══ ESTRATTO

Il TdO agisce quindi nella scia dell’ottimismo progressista, che appartiene anche al vituperato Aristotele: l’uomo tende alla perfezione e addirittura, con l’arte e la scienza, migliora la natura che spesso compie errori. Boal crede nell’efficacia del teatro, in grado di far prendere coscienza e di rivoluzionare l’ordine sociale.
“Come spiega Arnold Hauser nella sua “Storia sociale dell’arte”, all’origine il teatro era il coro, la massa, il popolo. Era lui il vero protagonista. Quando Tespi inventò il protagonista, aristocratizzò, aristotelicizzò immediatamente il teatro, che esisteva fino a quel momento sotto la forma popolare di manifestazione di massa, di cortei, di feste, ecc. Il dialogo coro-protagonista è chiaramente il riflesso del dialogo popolo-aristocrazia. L’eroe tragico, che si mette in seguito a dialogare non più solo con il coro ma con i suoi simili (deuteragonista e trigonista) era sempre presentato come un esempio da seguire in alcuni aspetti e non in altri. L’eroe tragico appare quando lo Stato inizia a utilizzare il teatro a fini politici e di coercizione del popolo. Non bisogna dimenticare che era lo Stato a pagare, direttamente o tramite mecenati, le produzioni.”
Aristotele un repressore di istanze rivoluzionarie? In che modo? Attraverso la tragedia greca antica.

“– Prima tappa: si incoraggia l’hamartia (nota anche col nome di colpa tragica. È l’unica impurità che esiste nel personaggio. L’hamartia è la sola cosa che può e deve essere distrutta affinché l’interezza dell’ethos del personaggio sia conforme all’interezza dell’ethos della società. A causa di questo confronto di tendenze, l’hamartia provoca il conflitto: è la sola tendenza che non sia in armonia con la società, con ciò che è richiesto dalla società). Il personaggio segue un cammino che sale verso la felicità, accompagnato “empaticamente” dallo spettatore. Arriva il capovolgimento: il personaggio e lo spettatore intraprendono il percorso inverso, che va dalla fortuna alla sfortuna. Caduta dell’eroe.

════
══ ESTRATTO DATI

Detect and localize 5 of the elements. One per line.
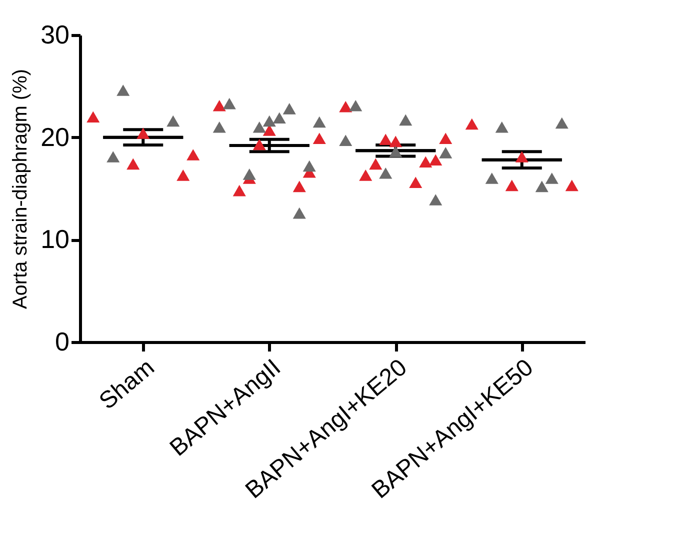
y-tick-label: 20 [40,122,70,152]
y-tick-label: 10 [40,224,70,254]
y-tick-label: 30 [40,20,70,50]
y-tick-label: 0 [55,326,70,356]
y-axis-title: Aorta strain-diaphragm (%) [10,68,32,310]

════
══ ESTRATTO DATI

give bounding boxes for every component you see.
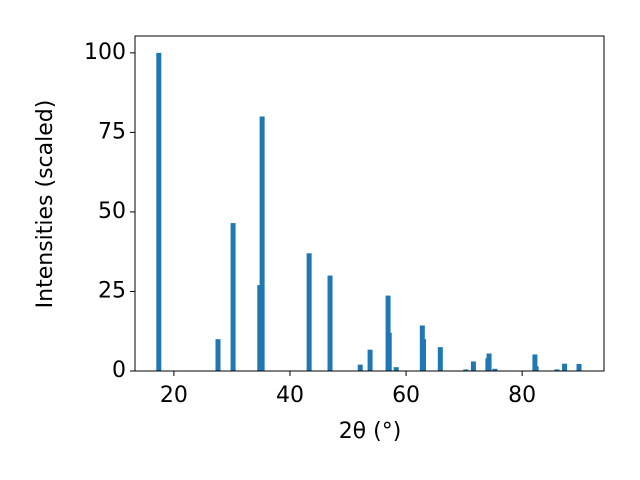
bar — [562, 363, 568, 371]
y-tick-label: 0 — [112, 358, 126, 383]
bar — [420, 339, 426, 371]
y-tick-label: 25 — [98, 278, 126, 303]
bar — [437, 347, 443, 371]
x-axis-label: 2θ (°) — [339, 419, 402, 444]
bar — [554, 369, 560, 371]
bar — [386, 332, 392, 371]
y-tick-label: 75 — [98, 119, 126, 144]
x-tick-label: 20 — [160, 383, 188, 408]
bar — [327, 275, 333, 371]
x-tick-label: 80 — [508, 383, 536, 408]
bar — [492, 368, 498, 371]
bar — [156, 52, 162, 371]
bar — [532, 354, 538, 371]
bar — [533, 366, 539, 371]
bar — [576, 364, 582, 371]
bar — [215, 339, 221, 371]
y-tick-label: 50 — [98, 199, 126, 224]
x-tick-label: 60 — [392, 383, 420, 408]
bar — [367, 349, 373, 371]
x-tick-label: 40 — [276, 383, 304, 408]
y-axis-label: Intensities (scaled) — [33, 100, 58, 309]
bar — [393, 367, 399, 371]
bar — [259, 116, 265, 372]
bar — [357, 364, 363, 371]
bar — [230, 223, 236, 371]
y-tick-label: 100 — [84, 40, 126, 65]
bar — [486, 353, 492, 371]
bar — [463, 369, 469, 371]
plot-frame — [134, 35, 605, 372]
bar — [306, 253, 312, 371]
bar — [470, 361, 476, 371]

════
══ ESTRATTO DATI

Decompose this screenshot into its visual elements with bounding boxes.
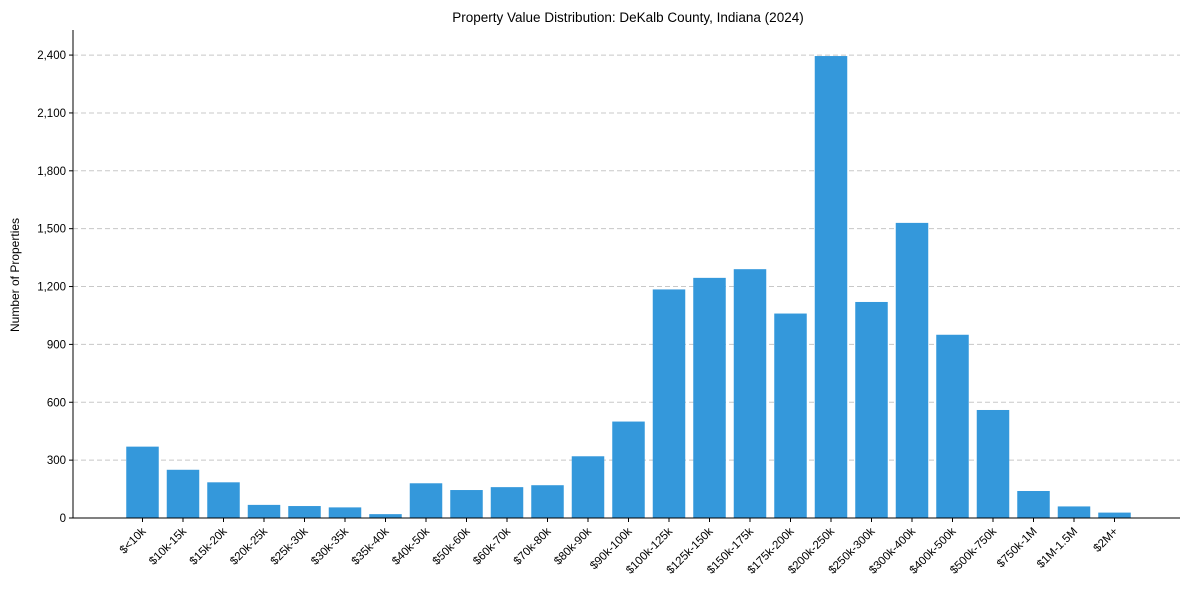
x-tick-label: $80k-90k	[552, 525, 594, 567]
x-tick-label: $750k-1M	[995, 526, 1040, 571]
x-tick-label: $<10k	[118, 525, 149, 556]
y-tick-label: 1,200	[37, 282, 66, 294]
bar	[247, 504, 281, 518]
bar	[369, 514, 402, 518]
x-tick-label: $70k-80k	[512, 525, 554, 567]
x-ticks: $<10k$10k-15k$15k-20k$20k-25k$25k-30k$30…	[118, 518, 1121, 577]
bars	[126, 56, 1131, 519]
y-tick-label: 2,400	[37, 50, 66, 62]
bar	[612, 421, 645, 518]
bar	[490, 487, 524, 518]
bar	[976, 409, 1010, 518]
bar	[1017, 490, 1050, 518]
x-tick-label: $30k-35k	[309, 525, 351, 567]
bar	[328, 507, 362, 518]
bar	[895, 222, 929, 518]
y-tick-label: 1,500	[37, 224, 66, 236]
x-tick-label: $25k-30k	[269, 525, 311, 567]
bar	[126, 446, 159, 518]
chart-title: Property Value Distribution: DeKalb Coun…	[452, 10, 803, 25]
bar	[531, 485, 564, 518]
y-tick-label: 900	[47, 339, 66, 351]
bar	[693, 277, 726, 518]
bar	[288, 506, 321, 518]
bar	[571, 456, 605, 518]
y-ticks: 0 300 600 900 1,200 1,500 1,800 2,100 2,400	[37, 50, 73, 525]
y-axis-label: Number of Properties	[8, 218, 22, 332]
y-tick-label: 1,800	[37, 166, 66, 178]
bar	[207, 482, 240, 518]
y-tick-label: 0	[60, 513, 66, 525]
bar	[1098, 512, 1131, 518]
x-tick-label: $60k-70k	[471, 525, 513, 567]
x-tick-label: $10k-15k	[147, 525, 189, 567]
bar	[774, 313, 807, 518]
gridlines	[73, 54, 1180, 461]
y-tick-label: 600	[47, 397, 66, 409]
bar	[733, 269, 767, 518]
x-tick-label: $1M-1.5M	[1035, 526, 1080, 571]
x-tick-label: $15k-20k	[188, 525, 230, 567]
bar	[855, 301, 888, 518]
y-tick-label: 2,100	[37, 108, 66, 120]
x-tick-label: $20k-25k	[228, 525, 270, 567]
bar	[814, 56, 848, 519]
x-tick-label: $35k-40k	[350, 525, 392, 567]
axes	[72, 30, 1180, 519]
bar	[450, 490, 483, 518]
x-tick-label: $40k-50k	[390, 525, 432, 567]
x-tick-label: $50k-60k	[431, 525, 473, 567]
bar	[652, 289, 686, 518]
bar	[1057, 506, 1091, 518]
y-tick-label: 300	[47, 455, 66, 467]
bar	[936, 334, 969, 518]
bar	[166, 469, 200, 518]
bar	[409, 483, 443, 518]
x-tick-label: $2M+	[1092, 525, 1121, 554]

════

_ESERCIZIO ASSEGNATO_: Riporta parola per parola, dal brano sul teatro e Aristotele, tutto ciò che va da "Il TdO agisce" fino a "rivoluzionare l’ordine sociale.". Le righe salvate sono materiale a sé, separato dal resto.

_RISPOSTA SCRITTA_:
Il TdO agisce quindi nella scia dell’ottimismo progressista, che appartiene anche al vituperato Aristotele: l’uomo tende alla perfezione e addirittura, con l’arte e la scienza, migliora la natura che spesso compie errori. Boal crede nell’efficacia del teatro, in grado di far prendere coscienza e di rivoluzionare l’ordine sociale.